* Goal of the exercise *
Filter the entries below, keeping every line that has the word "ਆਰਥਣ".

* Data provided *

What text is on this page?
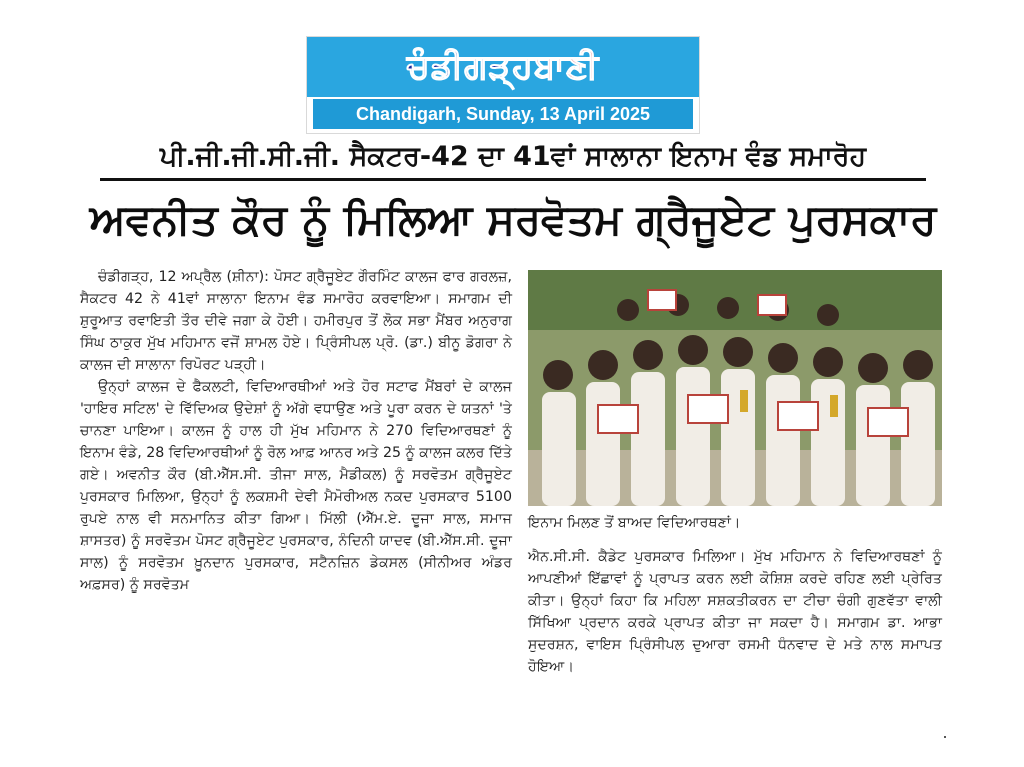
ਚੰਡੀਗੜ੍ਹਬਾਣੀ
Chandigarh, Sunday, 13 April 2025
ਪੀ.ਜੀ.ਜੀ.ਸੀ.ਜੀ. ਸੈਕਟਰ-42 ਦਾ 41ਵਾਂ ਸਾਲਾਨਾ ਇਨਾਮ ਵੰਡ ਸਮਾਰੋਹ
ਅਵਨੀਤ ਕੌਰ ਨੂੰ ਮਿਲਿਆ ਸਰਵੋਤਮ ਗ੍ਰੈਜੂਏਟ ਪੁਰਸਕਾਰ

ਚੰਡੀਗੜ੍ਹ, 12 ਅਪ੍ਰੈਲ (ਸ਼ੀਨਾ): ਪੋਸਟ ਗ੍ਰੈਜੂਏਟ ਗੌਰਮਿੰਟ ਕਾਲਜ ਫਾਰ ਗਰਲਜ਼, ਸੈਕਟਰ 42 ਨੇ 41ਵਾਂ ਸਾਲਾਨਾ ਇਨਾਮ ਵੰਡ ਸਮਾਰੋਹ ਕਰਵਾਇਆ। ਸਮਾਗਮ ਦੀ ਸ਼ੁਰੂਆਤ ਰਵਾਇਤੀ ਤੌਰ ਦੀਵੇ ਜਗਾ ਕੇ ਹੋਈ। ਹਮੀਰਪੁਰ ਤੋਂ ਲੋਕ ਸਭਾ ਮੈਂਬਰ ਅਨੁਰਾਗ ਸਿੰਘ ਠਾਕੁਰ ਮੁੱਖ ਮਹਿਮਾਨ ਵਜੋਂ ਸ਼ਾਮਲ ਹੋਏ। ਪ੍ਰਿੰਸੀਪਲ ਪ੍ਰੋ. (ਡਾ.) ਬੀਨੂ ਡੋਗਰਾ ਨੇ ਕਾਲਜ ਦੀ ਸਾਲਾਨਾ ਰਿਪੋਰਟ ਪੜ੍ਹੀ।

ਉਨ੍ਹਾਂ ਕਾਲਜ ਦੇ ਫੈਕਲਟੀ, ਵਿਦਿਆਰਥੀਆਂ ਅਤੇ ਹੋਰ ਸਟਾਫ ਮੈਂਬਰਾਂ ਦੇ ਕਾਲਜ 'ਹਾਇਰ ਸਟਿਲ' ਦੇ ਵਿੱਦਿਅਕ ਉਦੇਸ਼ਾਂ ਨੂੰ ਅੱਗੇ ਵਧਾਉਣ ਅਤੇ ਪੂਰਾ ਕਰਨ ਦੇ ਯਤਨਾਂ 'ਤੇ ਚਾਨਣਾ ਪਾਇਆ। ਕਾਲਜ ਨੂੰ ਹਾਲ ਹੀ ਮੁੱਖ ਮਹਿਮਾਨ ਨੇ 270 ਵਿਦਿਆਰਥਣਾਂ ਨੂੰ ਇਨਾਮ ਵੰਡੇ, 28 ਵਿਦਿਆਰਥੀਆਂ ਨੂੰ ਰੋਲ ਆਫ਼ ਆਨਰ ਅਤੇ 25 ਨੂੰ ਕਾਲਜ ਕਲਰ ਦਿੱਤੇ ਗਏ। ਅਵਨੀਤ ਕੌਰ (ਬੀ.ਐੱਸ.ਸੀ. ਤੀਜਾ ਸਾਲ, ਮੈਡੀਕਲ) ਨੂੰ ਸਰਵੋਤਮ ਗ੍ਰੈਜੂਏਟ ਪੁਰਸਕਾਰ ਮਿਲਿਆ, ਉਨ੍ਹਾਂ ਨੂੰ ਲਕਸ਼ਮੀ ਦੇਵੀ ਮੈਮੋਰੀਅਲ ਨਕਦ ਪੁਰਸਕਾਰ 5100 ਰੁਪਏ ਨਾਲ ਵੀ ਸਨਮਾਨਿਤ ਕੀਤਾ ਗਿਆ। ਮਿੱਲੀ (ਐੱਮ.ਏ. ਦੂਜਾ ਸਾਲ, ਸਮਾਜ ਸ਼ਾਸਤਰ) ਨੂੰ ਸਰਵੋਤਮ ਪੋਸਟ ਗ੍ਰੈਜੂਏਟ ਪੁਰਸਕਾਰ, ਨੰਦਿਨੀ ਯਾਦਵ (ਬੀ.ਐੱਸ.ਸੀ. ਦੂਜਾ ਸਾਲ) ਨੂੰ ਸਰਵੋਤਮ ਖ਼ੂਨਦਾਨ ਪੁਰਸਕਾਰ, ਸਟੈਨਜ਼ਿਨ ਡੇਕਸਲ (ਸੀਨੀਅਰ ਅੰਡਰ ਅਫ਼ਸਰ) ਨੂੰ ਸਰਵੋਤਮ

ਇਨਾਮ ਮਿਲਣ ਤੋਂ ਬਾਅਦ ਵਿਦਿਆਰਥਣਾਂ।

ਐਨ.ਸੀ.ਸੀ. ਕੈਡੇਟ ਪੁਰਸਕਾਰ ਮਿਲਿਆ। ਮੁੱਖ ਮਹਿਮਾਨ ਨੇ ਵਿਦਿਆਰਥਣਾਂ ਨੂੰ ਆਪਣੀਆਂ ਇੱਛਾਵਾਂ ਨੂੰ ਪ੍ਰਾਪਤ ਕਰਨ ਲਈ ਕੋਸ਼ਿਸ਼ ਕਰਦੇ ਰਹਿਣ ਲਈ ਪ੍ਰੇਰਿਤ ਕੀਤਾ। ਉਨ੍ਹਾਂ ਕਿਹਾ ਕਿ ਮਹਿਲਾ ਸਸ਼ਕਤੀਕਰਨ ਦਾ ਟੀਚਾ ਚੰਗੀ ਗੁਣਵੱਤਾ ਵਾਲੀ ਸਿੱਖਿਆ ਪ੍ਰਦਾਨ ਕਰਕੇ ਪ੍ਰਾਪਤ ਕੀਤਾ ਜਾ ਸਕਦਾ ਹੈ। ਸਮਾਗਮ ਡਾ. ਆਭਾ ਸੁਦਰਸ਼ਨ, ਵਾਇਸ ਪ੍ਰਿੰਸੀਪਲ ਦੁਆਰਾ ਰਸਮੀ ਧੰਨਵਾਦ ਦੇ ਮਤੇ ਨਾਲ ਸਮਾਪਤ ਹੋਇਆ।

* Solution *
ਉਨ੍ਹਾਂ ਕਾਲਜ ਦੇ ਫੈਕਲਟੀ, ਵਿਦਿਆਰਥੀਆਂ ਅਤੇ ਹੋਰ ਸਟਾਫ ਮੈਂਬਰਾਂ ਦੇ ਕਾਲਜ 'ਹਾਇਰ ਸਟਿਲ' ਦੇ ਵਿੱਦਿਅਕ ਉਦੇਸ਼ਾਂ ਨੂੰ ਅੱਗੇ ਵਧਾਉਣ ਅਤੇ ਪੂਰਾ ਕਰਨ ਦੇ ਯਤਨਾਂ 'ਤੇ ਚਾਨਣਾ ਪਾਇਆ। ਕਾਲਜ ਨੂੰ ਹਾਲ ਹੀ ਮੁੱਖ ਮਹਿਮਾਨ ਨੇ 270 ਵਿਦਿਆਰਥਣਾਂ ਨੂੰ ਇਨਾਮ ਵੰਡੇ, 28 ਵਿਦਿਆਰਥੀਆਂ ਨੂੰ ਰੋਲ ਆਫ਼ ਆਨਰ ਅਤੇ 25 ਨੂੰ ਕਾਲਜ ਕਲਰ ਦਿੱਤੇ ਗਏ। ਅਵਨੀਤ ਕੌਰ (ਬੀ.ਐੱਸ.ਸੀ. ਤੀਜਾ ਸਾਲ, ਮੈਡੀਕਲ) ਨੂੰ ਸਰਵੋਤਮ ਗ੍ਰੈਜੂਏਟ ਪੁਰਸਕਾਰ ਮਿਲਿਆ, ਉਨ੍ਹਾਂ ਨੂੰ ਲਕਸ਼ਮੀ ਦੇਵੀ ਮੈਮੋਰੀਅਲ ਨਕਦ ਪੁਰਸਕਾਰ 5100 ਰੁਪਏ ਨਾਲ ਵੀ ਸਨਮਾਨਿਤ ਕੀਤਾ ਗਿਆ। ਮਿੱਲੀ (ਐੱਮ.ਏ. ਦੂਜਾ ਸਾਲ, ਸਮਾਜ ਸ਼ਾਸਤਰ) ਨੂੰ ਸਰਵੋਤਮ ਪੋਸਟ ਗ੍ਰੈਜੂਏਟ ਪੁਰਸਕਾਰ, ਨੰਦਿਨੀ ਯਾਦਵ (ਬੀ.ਐੱਸ.ਸੀ. ਦੂਜਾ ਸਾਲ) ਨੂੰ ਸਰਵੋਤਮ ਖ਼ੂਨਦਾਨ ਪੁਰਸਕਾਰ, ਸਟੈਨਜ਼ਿਨ ਡੇਕਸਲ (ਸੀਨੀਅਰ ਅੰਡਰ ਅਫ਼ਸਰ) ਨੂੰ ਸਰਵੋਤਮ
ਇਨਾਮ ਮਿਲਣ ਤੋਂ ਬਾਅਦ ਵਿਦਿਆਰਥਣਾਂ।
ਐਨ.ਸੀ.ਸੀ. ਕੈਡੇਟ ਪੁਰਸਕਾਰ ਮਿਲਿਆ। ਮੁੱਖ ਮਹਿਮਾਨ ਨੇ ਵਿਦਿਆਰਥਣਾਂ ਨੂੰ ਆਪਣੀਆਂ ਇੱਛਾਵਾਂ ਨੂੰ ਪ੍ਰਾਪਤ ਕਰਨ ਲਈ ਕੋਸ਼ਿਸ਼ ਕਰਦੇ ਰਹਿਣ ਲਈ ਪ੍ਰੇਰਿਤ ਕੀਤਾ। ਉਨ੍ਹਾਂ ਕਿਹਾ ਕਿ ਮਹਿਲਾ ਸਸ਼ਕਤੀਕਰਨ ਦਾ ਟੀਚਾ ਚੰਗੀ ਗੁਣਵੱਤਾ ਵਾਲੀ ਸਿੱਖਿਆ ਪ੍ਰਦਾਨ ਕਰਕੇ ਪ੍ਰਾਪਤ ਕੀਤਾ ਜਾ ਸਕਦਾ ਹੈ। ਸਮਾਗਮ ਡਾ. ਆਭਾ ਸੁਦਰਸ਼ਨ, ਵਾਇਸ ਪ੍ਰਿੰਸੀਪਲ ਦੁਆਰਾ ਰਸਮੀ ਧੰਨਵਾਦ ਦੇ ਮਤੇ ਨਾਲ ਸਮਾਪਤ ਹੋਇਆ।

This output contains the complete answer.